JOB: Rewrite the listing lines from the line with "Polygon shape — [29, 357, 244, 609]" to the line with "Ellipse shape — [272, 31, 404, 157]", swapping "Ellipse shape" for "Oval shape" and changing nothing else. Return only those lines.

RECORDS FOR THIS TASK:
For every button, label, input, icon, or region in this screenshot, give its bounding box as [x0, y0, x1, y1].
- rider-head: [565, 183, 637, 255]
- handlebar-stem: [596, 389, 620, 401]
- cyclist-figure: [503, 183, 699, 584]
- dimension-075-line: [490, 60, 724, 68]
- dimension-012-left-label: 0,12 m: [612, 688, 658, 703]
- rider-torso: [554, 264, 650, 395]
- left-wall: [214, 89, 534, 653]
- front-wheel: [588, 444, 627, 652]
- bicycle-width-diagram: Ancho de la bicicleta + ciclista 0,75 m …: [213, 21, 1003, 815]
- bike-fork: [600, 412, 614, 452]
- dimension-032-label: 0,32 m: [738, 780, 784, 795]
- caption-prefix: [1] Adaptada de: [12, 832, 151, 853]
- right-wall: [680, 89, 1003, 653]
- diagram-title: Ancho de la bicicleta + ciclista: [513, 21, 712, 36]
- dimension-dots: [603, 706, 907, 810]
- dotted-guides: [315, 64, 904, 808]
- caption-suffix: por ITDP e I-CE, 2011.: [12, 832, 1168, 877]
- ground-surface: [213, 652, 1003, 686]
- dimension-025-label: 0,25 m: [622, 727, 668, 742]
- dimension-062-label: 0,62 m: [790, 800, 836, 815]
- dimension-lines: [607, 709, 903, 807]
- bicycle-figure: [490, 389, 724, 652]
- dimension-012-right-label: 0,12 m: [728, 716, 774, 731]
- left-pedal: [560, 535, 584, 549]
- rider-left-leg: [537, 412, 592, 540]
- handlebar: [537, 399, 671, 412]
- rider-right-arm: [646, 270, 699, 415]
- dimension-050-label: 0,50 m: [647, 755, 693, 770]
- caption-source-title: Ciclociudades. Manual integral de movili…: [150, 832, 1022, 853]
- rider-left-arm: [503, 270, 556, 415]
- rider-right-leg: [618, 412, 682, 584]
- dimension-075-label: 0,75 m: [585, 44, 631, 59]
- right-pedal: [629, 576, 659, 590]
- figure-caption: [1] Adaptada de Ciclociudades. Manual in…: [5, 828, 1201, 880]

--

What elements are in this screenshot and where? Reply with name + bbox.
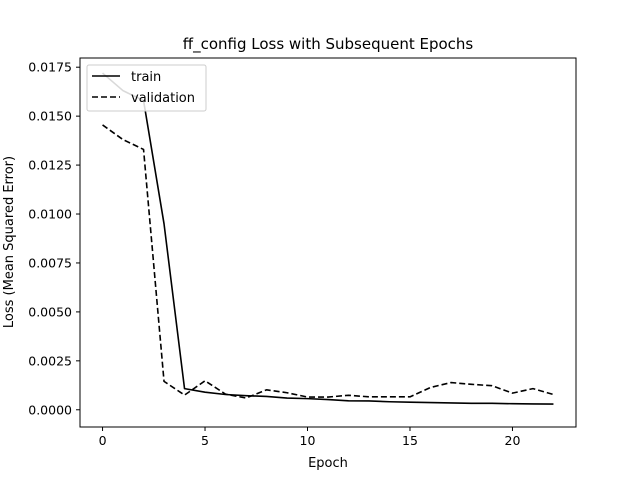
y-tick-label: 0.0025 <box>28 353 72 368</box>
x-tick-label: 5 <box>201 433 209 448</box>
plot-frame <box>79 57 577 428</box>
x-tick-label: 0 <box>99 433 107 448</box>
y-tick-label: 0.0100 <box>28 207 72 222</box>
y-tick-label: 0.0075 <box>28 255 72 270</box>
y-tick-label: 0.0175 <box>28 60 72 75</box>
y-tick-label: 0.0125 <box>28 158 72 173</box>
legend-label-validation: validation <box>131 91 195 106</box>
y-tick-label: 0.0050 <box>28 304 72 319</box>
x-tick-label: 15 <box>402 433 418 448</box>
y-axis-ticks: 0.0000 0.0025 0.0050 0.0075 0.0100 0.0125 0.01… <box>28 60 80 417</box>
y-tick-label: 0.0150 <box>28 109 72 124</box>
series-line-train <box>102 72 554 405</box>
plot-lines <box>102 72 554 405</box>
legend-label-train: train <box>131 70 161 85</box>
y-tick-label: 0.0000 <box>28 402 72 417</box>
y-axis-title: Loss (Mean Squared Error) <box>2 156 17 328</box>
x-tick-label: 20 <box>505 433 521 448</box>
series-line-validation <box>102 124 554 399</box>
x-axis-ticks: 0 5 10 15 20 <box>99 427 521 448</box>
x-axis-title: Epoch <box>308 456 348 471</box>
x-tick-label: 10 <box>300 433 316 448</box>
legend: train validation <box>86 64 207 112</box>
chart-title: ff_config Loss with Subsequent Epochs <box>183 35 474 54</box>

--

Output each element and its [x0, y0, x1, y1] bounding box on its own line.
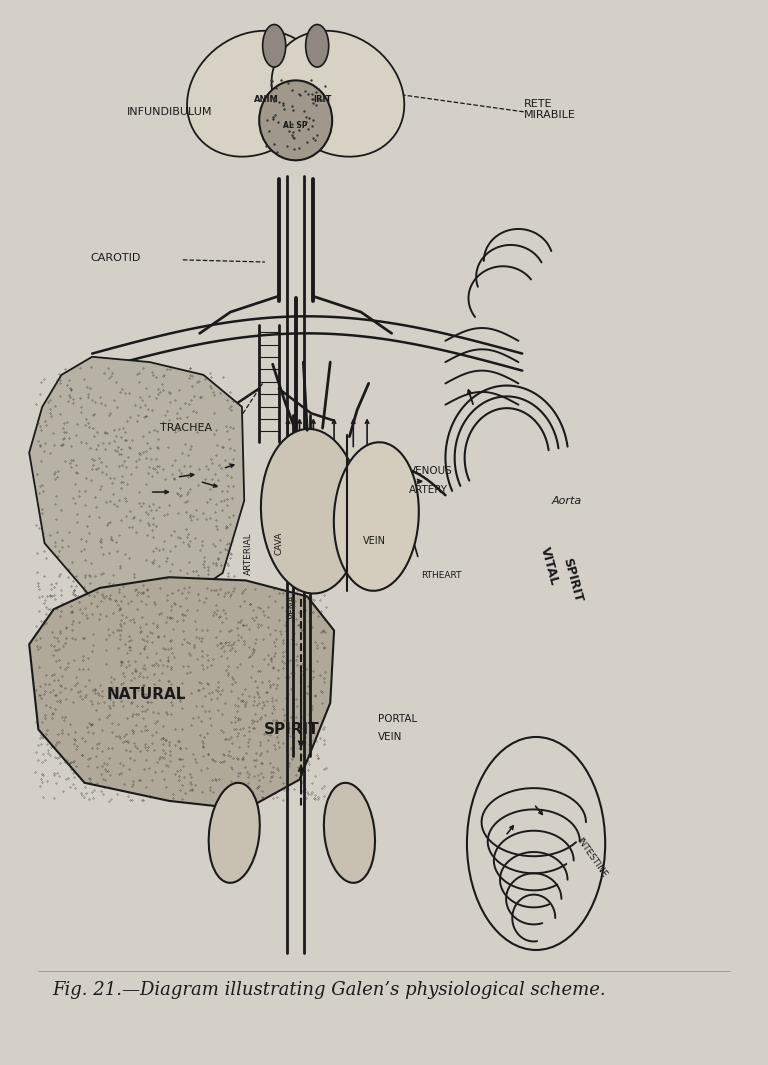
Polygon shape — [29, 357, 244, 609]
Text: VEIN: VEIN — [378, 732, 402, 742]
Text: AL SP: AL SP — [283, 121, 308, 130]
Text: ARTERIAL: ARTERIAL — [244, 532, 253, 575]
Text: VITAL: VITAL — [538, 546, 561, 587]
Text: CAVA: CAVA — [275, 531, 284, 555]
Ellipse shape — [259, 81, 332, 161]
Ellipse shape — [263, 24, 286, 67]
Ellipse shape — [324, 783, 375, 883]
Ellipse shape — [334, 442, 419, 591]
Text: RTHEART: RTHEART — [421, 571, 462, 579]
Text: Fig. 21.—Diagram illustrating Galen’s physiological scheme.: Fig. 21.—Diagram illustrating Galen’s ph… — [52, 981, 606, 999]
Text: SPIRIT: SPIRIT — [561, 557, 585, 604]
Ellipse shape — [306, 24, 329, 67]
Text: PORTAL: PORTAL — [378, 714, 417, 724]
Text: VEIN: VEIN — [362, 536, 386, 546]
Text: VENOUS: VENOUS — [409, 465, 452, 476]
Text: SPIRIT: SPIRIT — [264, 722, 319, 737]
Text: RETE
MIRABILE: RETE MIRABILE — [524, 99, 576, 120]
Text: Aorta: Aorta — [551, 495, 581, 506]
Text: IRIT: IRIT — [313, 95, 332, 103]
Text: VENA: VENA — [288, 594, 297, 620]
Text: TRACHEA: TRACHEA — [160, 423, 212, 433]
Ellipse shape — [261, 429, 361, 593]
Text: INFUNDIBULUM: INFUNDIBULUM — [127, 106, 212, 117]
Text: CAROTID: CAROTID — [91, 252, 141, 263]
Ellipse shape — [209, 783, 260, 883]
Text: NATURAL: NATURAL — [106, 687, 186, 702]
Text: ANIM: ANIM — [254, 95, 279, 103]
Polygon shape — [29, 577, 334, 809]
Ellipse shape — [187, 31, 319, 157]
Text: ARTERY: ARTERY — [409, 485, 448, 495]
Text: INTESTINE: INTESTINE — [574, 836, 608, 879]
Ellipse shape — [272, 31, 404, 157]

CORRECT RESPONSE:
Polygon shape — [29, 357, 244, 609]
Text: VEIN: VEIN — [378, 732, 402, 742]
Text: AL SP: AL SP — [283, 121, 308, 130]
Text: ARTERIAL: ARTERIAL — [244, 532, 253, 575]
Text: VITAL: VITAL — [538, 546, 561, 587]
Text: CAVA: CAVA — [275, 531, 284, 555]
Oval shape — [259, 81, 332, 161]
Oval shape — [263, 24, 286, 67]
Oval shape — [324, 783, 375, 883]
Oval shape — [334, 442, 419, 591]
Text: RTHEART: RTHEART — [421, 571, 462, 579]
Text: Fig. 21.—Diagram illustrating Galen’s physiological scheme.: Fig. 21.—Diagram illustrating Galen’s ph… — [52, 981, 606, 999]
Text: SPIRIT: SPIRIT — [561, 557, 585, 604]
Oval shape — [306, 24, 329, 67]
Text: PORTAL: PORTAL — [378, 714, 417, 724]
Text: VEIN: VEIN — [362, 536, 386, 546]
Text: VENOUS: VENOUS — [409, 465, 452, 476]
Text: SPIRIT: SPIRIT — [264, 722, 319, 737]
Text: RETE
MIRABILE: RETE MIRABILE — [524, 99, 576, 120]
Text: Aorta: Aorta — [551, 495, 581, 506]
Text: IRIT: IRIT — [313, 95, 332, 103]
Text: VENA: VENA — [288, 594, 297, 620]
Text: TRACHEA: TRACHEA — [160, 423, 212, 433]
Oval shape — [261, 429, 361, 593]
Text: INFUNDIBULUM: INFUNDIBULUM — [127, 106, 212, 117]
Text: CAROTID: CAROTID — [91, 252, 141, 263]
Oval shape — [209, 783, 260, 883]
Text: NATURAL: NATURAL — [106, 687, 186, 702]
Text: ANIM: ANIM — [254, 95, 279, 103]
Polygon shape — [29, 577, 334, 809]
Oval shape — [187, 31, 319, 157]
Text: ARTERY: ARTERY — [409, 485, 448, 495]
Text: INTESTINE: INTESTINE — [574, 836, 608, 879]
Oval shape — [272, 31, 404, 157]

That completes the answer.